>> start Provided records

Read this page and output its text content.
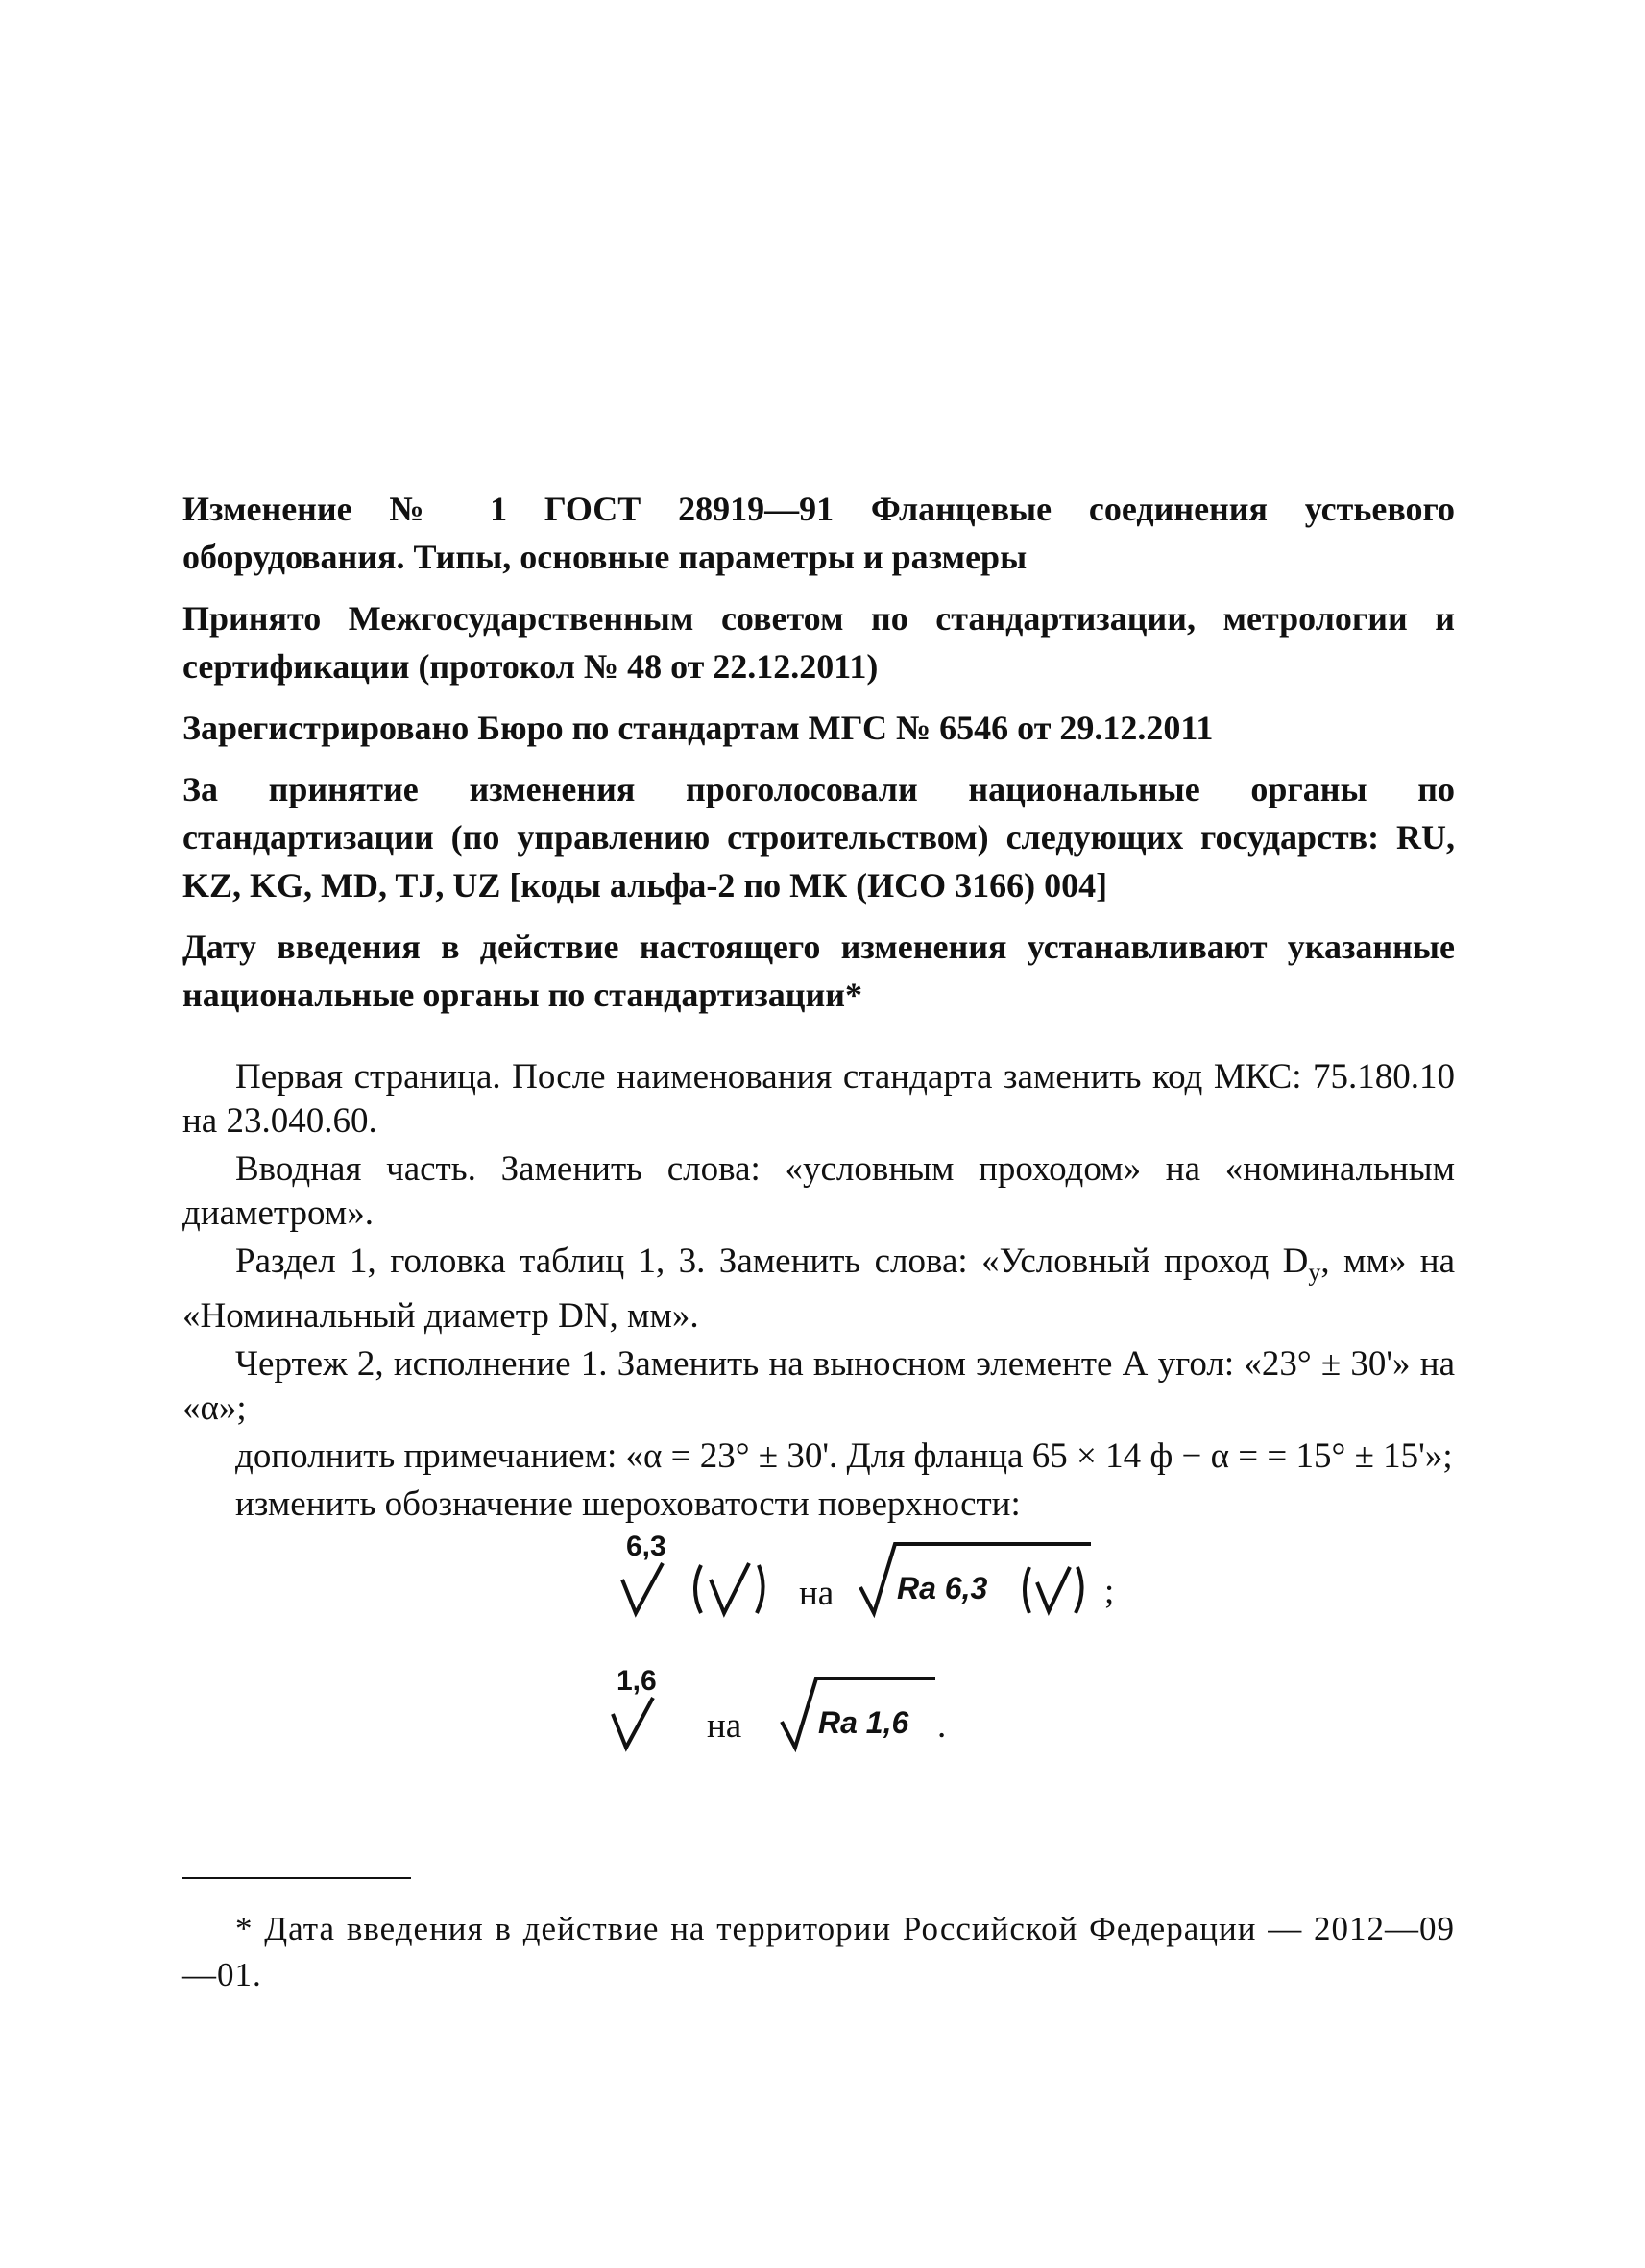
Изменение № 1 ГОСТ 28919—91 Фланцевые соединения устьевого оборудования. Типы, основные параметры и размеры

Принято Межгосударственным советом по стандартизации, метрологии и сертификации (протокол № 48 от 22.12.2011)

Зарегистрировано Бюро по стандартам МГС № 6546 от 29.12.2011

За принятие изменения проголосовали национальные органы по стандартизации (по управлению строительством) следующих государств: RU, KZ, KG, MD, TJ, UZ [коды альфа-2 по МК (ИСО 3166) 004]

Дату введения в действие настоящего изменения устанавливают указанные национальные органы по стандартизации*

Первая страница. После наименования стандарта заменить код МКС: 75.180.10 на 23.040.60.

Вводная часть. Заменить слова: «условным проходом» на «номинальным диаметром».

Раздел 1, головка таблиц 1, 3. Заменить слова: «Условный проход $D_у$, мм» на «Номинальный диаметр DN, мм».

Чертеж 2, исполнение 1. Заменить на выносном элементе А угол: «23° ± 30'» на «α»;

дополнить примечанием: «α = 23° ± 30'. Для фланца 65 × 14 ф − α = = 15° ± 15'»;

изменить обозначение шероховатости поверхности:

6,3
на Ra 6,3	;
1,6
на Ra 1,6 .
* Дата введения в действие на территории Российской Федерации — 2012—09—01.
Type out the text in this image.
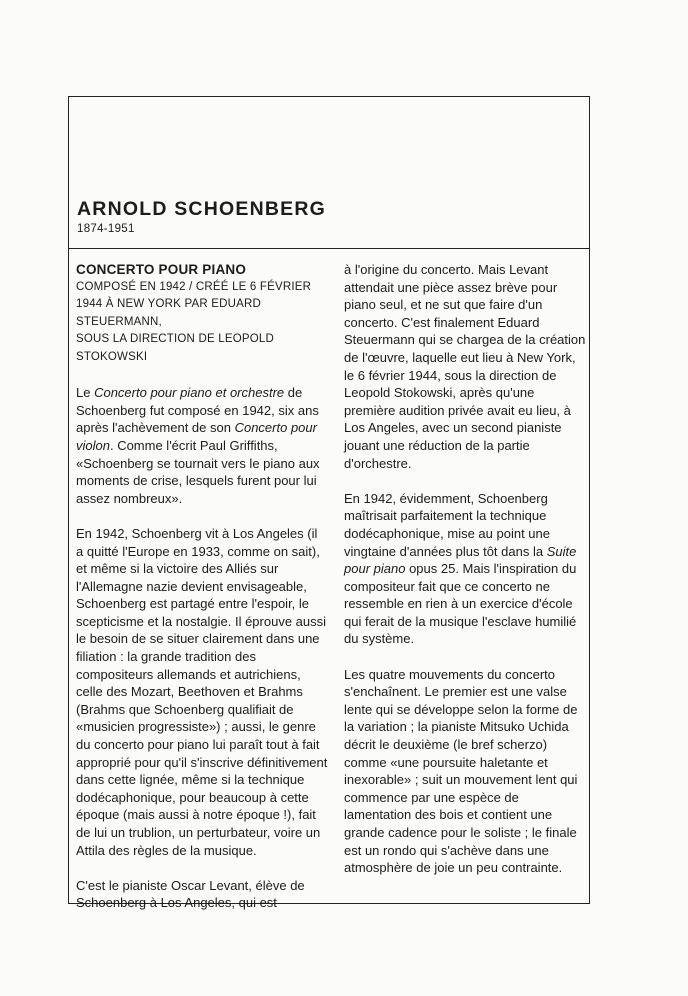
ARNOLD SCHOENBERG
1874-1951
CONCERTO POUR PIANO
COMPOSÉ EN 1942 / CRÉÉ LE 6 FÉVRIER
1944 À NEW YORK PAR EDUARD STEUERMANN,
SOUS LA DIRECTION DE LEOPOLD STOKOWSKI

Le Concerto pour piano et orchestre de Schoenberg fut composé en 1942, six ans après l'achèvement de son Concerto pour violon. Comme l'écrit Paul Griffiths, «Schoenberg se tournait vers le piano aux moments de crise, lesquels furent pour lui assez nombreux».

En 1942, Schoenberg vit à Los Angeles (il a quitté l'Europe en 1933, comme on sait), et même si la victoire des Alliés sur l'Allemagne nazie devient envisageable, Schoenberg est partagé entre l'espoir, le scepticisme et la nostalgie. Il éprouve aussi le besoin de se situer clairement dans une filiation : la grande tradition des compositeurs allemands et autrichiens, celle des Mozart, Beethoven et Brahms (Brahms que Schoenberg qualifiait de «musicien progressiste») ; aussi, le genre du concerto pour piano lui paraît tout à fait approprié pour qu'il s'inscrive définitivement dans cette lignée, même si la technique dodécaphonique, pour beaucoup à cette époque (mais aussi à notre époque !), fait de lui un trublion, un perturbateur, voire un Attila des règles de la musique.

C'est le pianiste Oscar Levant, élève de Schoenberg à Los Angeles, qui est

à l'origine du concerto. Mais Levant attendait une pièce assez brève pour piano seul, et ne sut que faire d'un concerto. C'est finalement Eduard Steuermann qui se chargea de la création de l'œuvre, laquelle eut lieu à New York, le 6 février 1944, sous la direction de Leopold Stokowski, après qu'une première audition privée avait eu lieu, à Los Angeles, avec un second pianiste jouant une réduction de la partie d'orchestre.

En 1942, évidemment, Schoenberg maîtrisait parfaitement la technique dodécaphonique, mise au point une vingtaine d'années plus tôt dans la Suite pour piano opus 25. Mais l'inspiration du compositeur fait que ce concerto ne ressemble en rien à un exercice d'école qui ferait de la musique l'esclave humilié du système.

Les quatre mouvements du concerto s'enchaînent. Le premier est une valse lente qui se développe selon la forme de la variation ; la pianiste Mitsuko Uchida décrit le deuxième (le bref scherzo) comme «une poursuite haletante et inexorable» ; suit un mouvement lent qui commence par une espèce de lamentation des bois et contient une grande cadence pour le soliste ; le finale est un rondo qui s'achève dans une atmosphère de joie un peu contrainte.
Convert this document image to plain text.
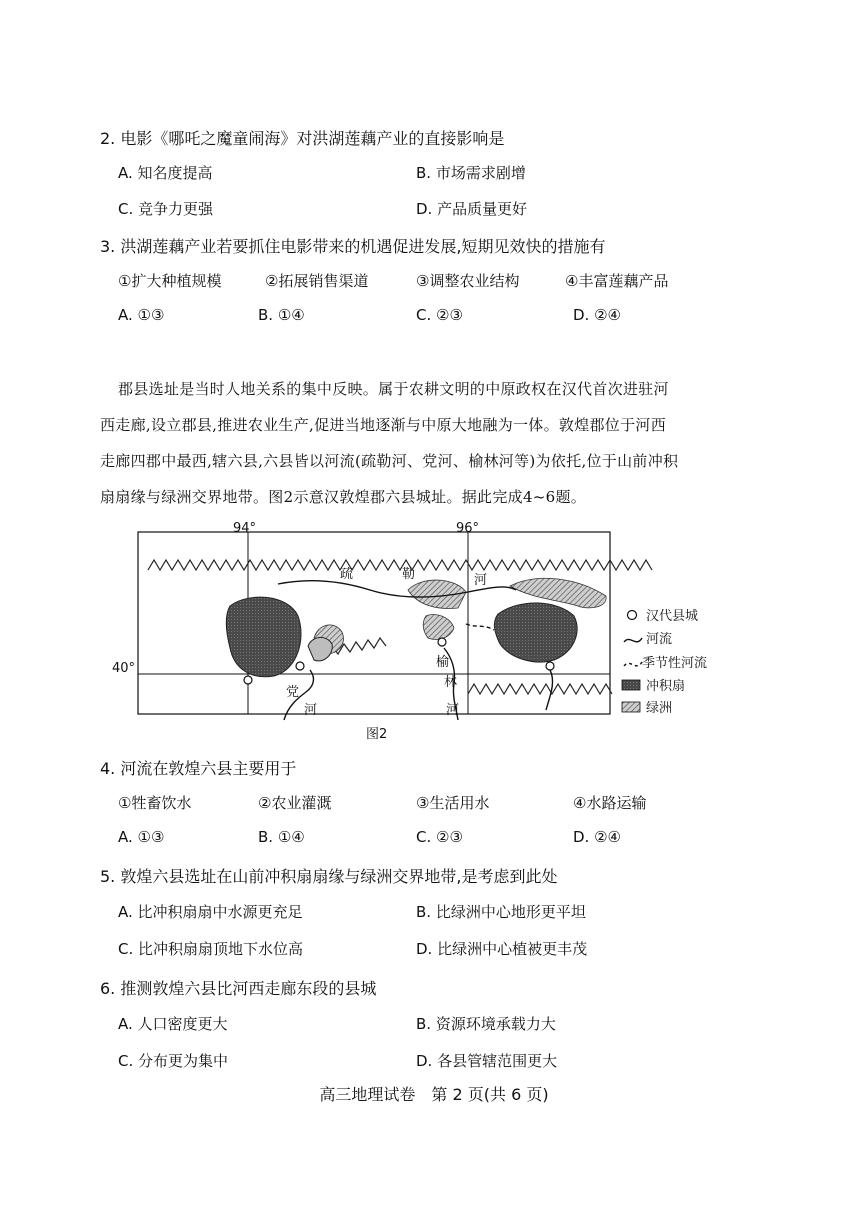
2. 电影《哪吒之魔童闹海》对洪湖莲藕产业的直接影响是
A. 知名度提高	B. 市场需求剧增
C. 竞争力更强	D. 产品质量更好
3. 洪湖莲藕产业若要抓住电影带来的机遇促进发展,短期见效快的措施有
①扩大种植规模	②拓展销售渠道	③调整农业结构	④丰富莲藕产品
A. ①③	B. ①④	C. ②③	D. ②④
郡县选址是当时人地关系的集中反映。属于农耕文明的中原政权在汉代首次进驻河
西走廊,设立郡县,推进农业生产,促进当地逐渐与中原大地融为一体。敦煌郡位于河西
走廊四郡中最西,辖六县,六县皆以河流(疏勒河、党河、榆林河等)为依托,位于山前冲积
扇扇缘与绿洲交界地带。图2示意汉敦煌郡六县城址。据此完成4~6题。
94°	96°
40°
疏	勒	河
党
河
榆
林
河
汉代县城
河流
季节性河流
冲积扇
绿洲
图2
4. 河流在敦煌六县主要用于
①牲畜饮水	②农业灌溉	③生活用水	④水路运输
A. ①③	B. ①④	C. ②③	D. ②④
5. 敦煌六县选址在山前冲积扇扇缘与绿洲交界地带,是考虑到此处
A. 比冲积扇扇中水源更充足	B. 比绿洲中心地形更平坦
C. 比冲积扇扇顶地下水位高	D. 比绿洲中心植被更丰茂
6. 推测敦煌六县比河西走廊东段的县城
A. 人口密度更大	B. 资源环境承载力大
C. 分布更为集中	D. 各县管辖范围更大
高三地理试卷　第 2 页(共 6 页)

>> end Provided records

Copy the final portion of the records: every line from the one containing "Convert this document image to plain text." through the last, word for word, without pictures.

## Task output
Convert this document image to plain text.
2. 电影《哪吒之魔童闹海》对洪湖莲藕产业的直接影响是
A. 知名度提高	B. 市场需求剧增
C. 竞争力更强	D. 产品质量更好
3. 洪湖莲藕产业若要抓住电影带来的机遇促进发展,短期见效快的措施有
①扩大种植规模	②拓展销售渠道	③调整农业结构	④丰富莲藕产品
A. ①③	B. ①④	C. ②③	D. ②④
郡县选址是当时人地关系的集中反映。属于农耕文明的中原政权在汉代首次进驻河
西走廊,设立郡县,推进农业生产,促进当地逐渐与中原大地融为一体。敦煌郡位于河西
走廊四郡中最西,辖六县,六县皆以河流(疏勒河、党河、榆林河等)为依托,位于山前冲积
扇扇缘与绿洲交界地带。图2示意汉敦煌郡六县城址。据此完成4~6题。
94°	96°
40°
疏	勒	河
党
河
榆
林
河
汉代县城
河流
季节性河流
冲积扇
绿洲
图2
4. 河流在敦煌六县主要用于
①牲畜饮水	②农业灌溉	③生活用水	④水路运输
A. ①③	B. ①④	C. ②③	D. ②④
5. 敦煌六县选址在山前冲积扇扇缘与绿洲交界地带,是考虑到此处
A. 比冲积扇扇中水源更充足	B. 比绿洲中心地形更平坦
C. 比冲积扇扇顶地下水位高	D. 比绿洲中心植被更丰茂
6. 推测敦煌六县比河西走廊东段的县城
A. 人口密度更大	B. 资源环境承载力大
C. 分布更为集中	D. 各县管辖范围更大
高三地理试卷　第 2 页(共 6 页)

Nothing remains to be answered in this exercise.